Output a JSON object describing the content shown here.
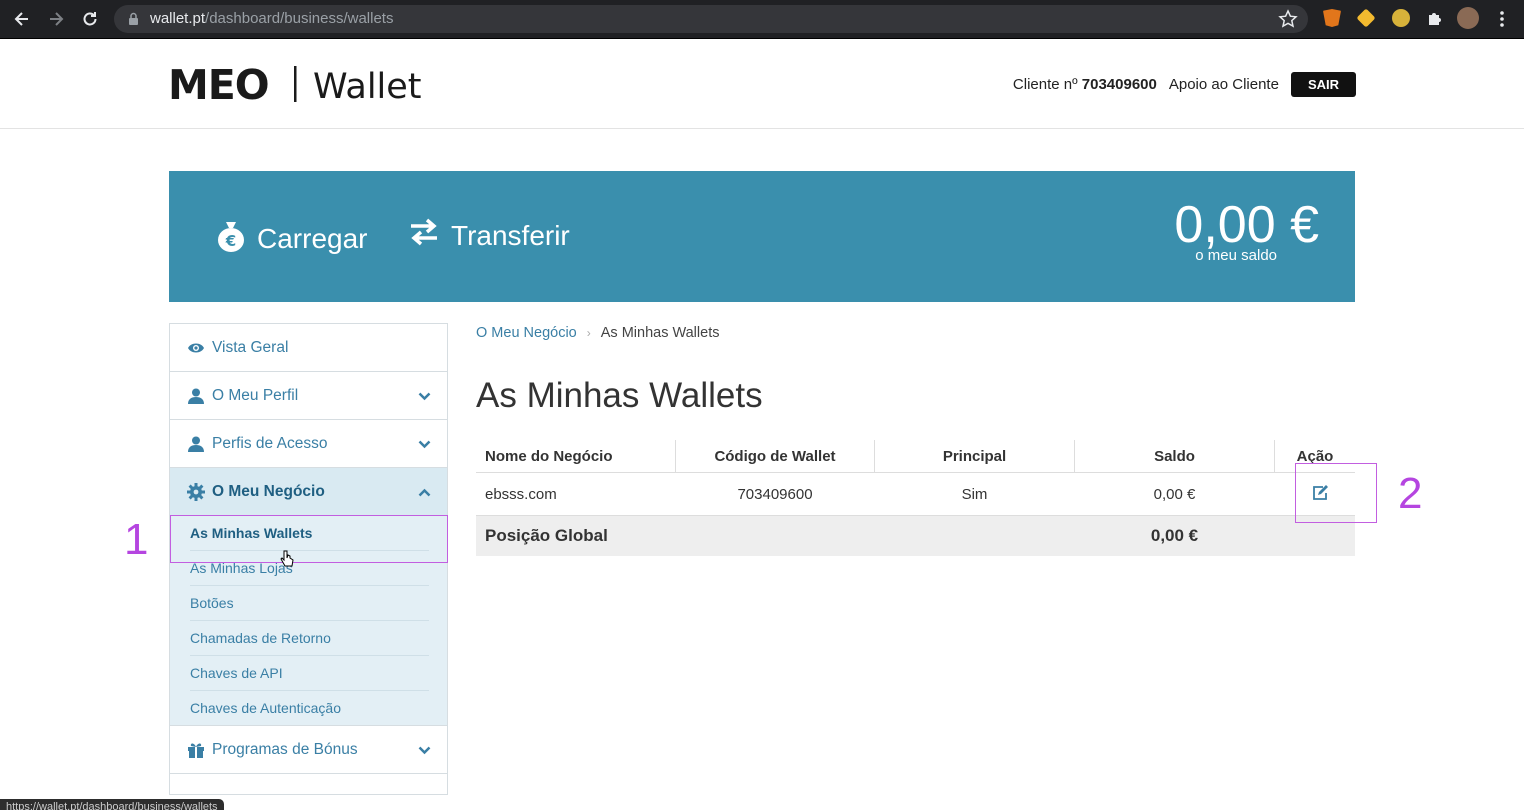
{
  "browser": {
    "url_host": "wallet.pt",
    "url_path": "/dashboard/business/wallets",
    "status_url": "https://wallet.pt/dashboard/business/wallets"
  },
  "header": {
    "logo_brand": "MEO",
    "logo_product": "Wallet",
    "client_label": "Cliente nº",
    "client_number": "703409600",
    "support_link": "Apoio ao Cliente",
    "logout_button": "SAIR"
  },
  "banner": {
    "color": "#3a8fad",
    "load_label": "Carregar",
    "transfer_label": "Transferir",
    "balance_value": "0,00 €",
    "balance_label": "o meu saldo"
  },
  "sidebar": {
    "items": [
      {
        "label": "Vista Geral",
        "icon": "eye-icon"
      },
      {
        "label": "O Meu Perfil",
        "icon": "user-icon"
      },
      {
        "label": "Perfis de Acesso",
        "icon": "users-icon"
      },
      {
        "label": "O Meu Negócio",
        "icon": "gear-icon"
      },
      {
        "label": "Programas de Bónus",
        "icon": "gift-icon"
      }
    ],
    "business_sub": [
      "As Minhas Wallets",
      "As Minhas Lojas",
      "Botões",
      "Chamadas de Retorno",
      "Chaves de API",
      "Chaves de Autenticação"
    ]
  },
  "main": {
    "breadcrumb": [
      "O Meu Negócio",
      "As Minhas Wallets"
    ],
    "title": "As Minhas Wallets",
    "table": {
      "headers": [
        "Nome do Negócio",
        "Código de Wallet",
        "Principal",
        "Saldo",
        "Ação"
      ],
      "rows": [
        {
          "name": "ebsss.com",
          "code": "703409600",
          "principal": "Sim",
          "balance": "0,00 €"
        }
      ],
      "total_label": "Posição Global",
      "total_value": "0,00 €"
    }
  },
  "annotations": {
    "first": "1",
    "second": "2",
    "color": "#b545e0"
  }
}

········

*Exercise details:* Transcribe every record above exactly, leaving out the pictures.

*Full output:*
Output a JSON object describing the content shown here.
{
  "browser": {
    "url_host": "wallet.pt",
    "url_path": "/dashboard/business/wallets",
    "status_url": "https://wallet.pt/dashboard/business/wallets"
  },
  "header": {
    "logo_brand": "MEO",
    "logo_product": "Wallet",
    "client_label": "Cliente nº",
    "client_number": "703409600",
    "support_link": "Apoio ao Cliente",
    "logout_button": "SAIR"
  },
  "banner": {
    "color": "#3a8fad",
    "load_label": "Carregar",
    "transfer_label": "Transferir",
    "balance_value": "0,00 €",
    "balance_label": "o meu saldo"
  },
  "sidebar": {
    "items": [
      {
        "label": "Vista Geral",
        "icon": "eye-icon"
      },
      {
        "label": "O Meu Perfil",
        "icon": "user-icon"
      },
      {
        "label": "Perfis de Acesso",
        "icon": "users-icon"
      },
      {
        "label": "O Meu Negócio",
        "icon": "gear-icon"
      },
      {
        "label": "Programas de Bónus",
        "icon": "gift-icon"
      }
    ],
    "business_sub": [
      "As Minhas Wallets",
      "As Minhas Lojas",
      "Botões",
      "Chamadas de Retorno",
      "Chaves de API",
      "Chaves de Autenticação"
    ]
  },
  "main": {
    "breadcrumb": [
      "O Meu Negócio",
      "As Minhas Wallets"
    ],
    "title": "As Minhas Wallets",
    "table": {
      "headers": [
        "Nome do Negócio",
        "Código de Wallet",
        "Principal",
        "Saldo",
        "Ação"
      ],
      "rows": [
        {
          "name": "ebsss.com",
          "code": "703409600",
          "principal": "Sim",
          "balance": "0,00 €"
        }
      ],
      "total_label": "Posição Global",
      "total_value": "0,00 €"
    }
  },
  "annotations": {
    "first": "1",
    "second": "2",
    "color": "#b545e0"
  }
}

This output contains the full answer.